Records that describe figures
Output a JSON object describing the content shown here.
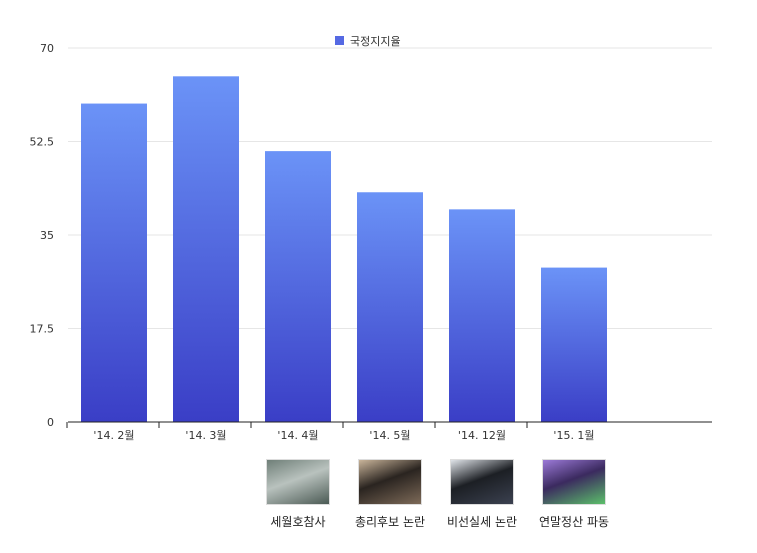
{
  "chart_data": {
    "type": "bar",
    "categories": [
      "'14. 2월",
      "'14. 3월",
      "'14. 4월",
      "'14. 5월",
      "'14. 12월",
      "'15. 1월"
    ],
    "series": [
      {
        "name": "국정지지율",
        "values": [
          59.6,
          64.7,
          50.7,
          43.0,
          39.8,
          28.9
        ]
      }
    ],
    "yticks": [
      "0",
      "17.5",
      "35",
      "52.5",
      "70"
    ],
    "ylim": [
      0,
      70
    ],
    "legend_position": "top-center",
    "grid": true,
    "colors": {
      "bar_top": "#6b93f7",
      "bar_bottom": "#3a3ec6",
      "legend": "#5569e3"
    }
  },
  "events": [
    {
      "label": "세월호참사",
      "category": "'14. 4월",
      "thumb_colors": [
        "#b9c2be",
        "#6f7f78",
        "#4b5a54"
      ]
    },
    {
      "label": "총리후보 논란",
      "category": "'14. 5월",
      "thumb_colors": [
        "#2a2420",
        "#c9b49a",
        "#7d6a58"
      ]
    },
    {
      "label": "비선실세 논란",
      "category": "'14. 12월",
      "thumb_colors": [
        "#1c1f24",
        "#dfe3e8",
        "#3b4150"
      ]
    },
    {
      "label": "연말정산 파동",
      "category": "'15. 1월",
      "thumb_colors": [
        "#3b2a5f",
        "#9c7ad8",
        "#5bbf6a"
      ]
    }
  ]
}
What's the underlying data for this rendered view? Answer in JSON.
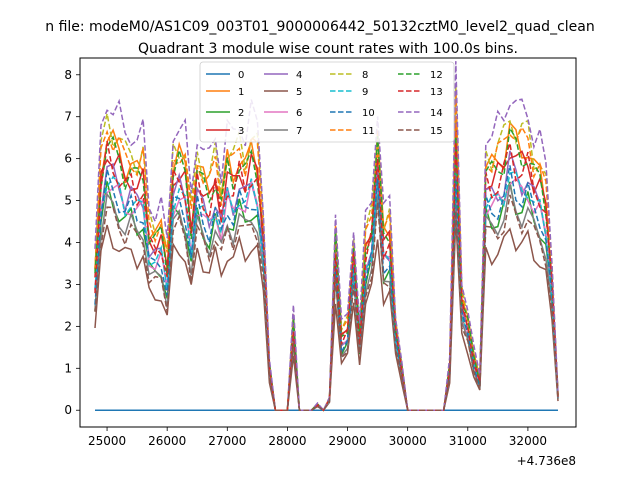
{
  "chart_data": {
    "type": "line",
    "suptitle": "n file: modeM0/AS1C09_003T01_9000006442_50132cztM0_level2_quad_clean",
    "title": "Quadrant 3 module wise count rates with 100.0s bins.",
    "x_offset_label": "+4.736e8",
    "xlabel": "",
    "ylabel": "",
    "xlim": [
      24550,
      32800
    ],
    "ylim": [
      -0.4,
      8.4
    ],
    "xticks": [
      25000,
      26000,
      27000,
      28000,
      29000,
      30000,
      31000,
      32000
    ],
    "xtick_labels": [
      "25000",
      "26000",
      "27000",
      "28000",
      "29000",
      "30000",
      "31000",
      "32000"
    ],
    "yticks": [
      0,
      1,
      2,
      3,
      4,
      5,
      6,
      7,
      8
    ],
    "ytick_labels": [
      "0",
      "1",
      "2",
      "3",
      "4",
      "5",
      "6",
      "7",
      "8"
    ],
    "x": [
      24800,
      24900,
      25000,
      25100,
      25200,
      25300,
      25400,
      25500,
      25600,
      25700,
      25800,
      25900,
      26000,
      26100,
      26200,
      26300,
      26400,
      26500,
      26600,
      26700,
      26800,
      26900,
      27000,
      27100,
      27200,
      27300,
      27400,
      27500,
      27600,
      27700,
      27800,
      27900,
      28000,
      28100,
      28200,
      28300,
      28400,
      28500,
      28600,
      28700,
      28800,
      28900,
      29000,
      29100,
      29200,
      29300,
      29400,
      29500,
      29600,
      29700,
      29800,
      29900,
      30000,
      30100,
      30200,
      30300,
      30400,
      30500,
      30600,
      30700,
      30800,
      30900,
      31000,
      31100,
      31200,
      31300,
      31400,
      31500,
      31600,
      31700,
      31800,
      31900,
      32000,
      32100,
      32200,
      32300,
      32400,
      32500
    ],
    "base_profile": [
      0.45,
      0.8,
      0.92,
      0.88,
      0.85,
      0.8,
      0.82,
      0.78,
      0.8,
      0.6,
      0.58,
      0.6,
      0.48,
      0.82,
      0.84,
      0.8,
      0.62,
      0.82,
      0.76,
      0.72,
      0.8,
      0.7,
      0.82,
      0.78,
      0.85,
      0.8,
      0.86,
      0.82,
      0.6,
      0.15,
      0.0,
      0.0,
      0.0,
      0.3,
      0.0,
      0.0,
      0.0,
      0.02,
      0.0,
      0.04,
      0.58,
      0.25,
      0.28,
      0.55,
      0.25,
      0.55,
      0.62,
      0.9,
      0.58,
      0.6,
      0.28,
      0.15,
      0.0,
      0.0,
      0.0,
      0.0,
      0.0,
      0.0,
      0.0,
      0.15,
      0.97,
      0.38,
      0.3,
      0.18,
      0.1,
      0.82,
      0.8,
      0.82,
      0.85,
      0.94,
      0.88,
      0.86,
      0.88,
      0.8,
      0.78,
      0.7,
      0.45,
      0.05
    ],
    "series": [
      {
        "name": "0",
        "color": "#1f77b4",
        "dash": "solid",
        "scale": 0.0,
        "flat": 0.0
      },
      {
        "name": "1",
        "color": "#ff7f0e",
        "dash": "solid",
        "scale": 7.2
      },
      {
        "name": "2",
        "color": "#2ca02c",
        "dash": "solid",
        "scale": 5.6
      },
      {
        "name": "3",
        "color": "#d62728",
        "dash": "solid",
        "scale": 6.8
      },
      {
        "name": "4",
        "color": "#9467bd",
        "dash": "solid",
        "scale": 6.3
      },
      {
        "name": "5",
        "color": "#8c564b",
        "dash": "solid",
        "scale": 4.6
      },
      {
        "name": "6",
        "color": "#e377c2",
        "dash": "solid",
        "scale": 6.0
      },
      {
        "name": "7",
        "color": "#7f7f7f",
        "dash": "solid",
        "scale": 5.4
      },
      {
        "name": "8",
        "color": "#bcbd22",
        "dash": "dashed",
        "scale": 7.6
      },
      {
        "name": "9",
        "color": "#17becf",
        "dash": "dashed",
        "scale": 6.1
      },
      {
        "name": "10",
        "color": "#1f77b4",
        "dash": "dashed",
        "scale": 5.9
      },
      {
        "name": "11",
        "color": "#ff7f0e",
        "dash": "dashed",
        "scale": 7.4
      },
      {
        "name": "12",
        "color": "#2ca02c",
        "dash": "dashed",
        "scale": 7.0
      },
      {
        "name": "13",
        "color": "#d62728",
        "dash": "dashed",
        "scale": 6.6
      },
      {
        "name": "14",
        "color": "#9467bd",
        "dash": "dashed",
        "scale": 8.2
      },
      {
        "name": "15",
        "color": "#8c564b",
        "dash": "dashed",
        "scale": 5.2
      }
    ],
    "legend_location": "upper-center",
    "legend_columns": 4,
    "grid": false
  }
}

_Written problem_: Return from the data every line that holds "center".

_The result_:
    "legend_position": "top-center",
    "legend_location": "upper-center",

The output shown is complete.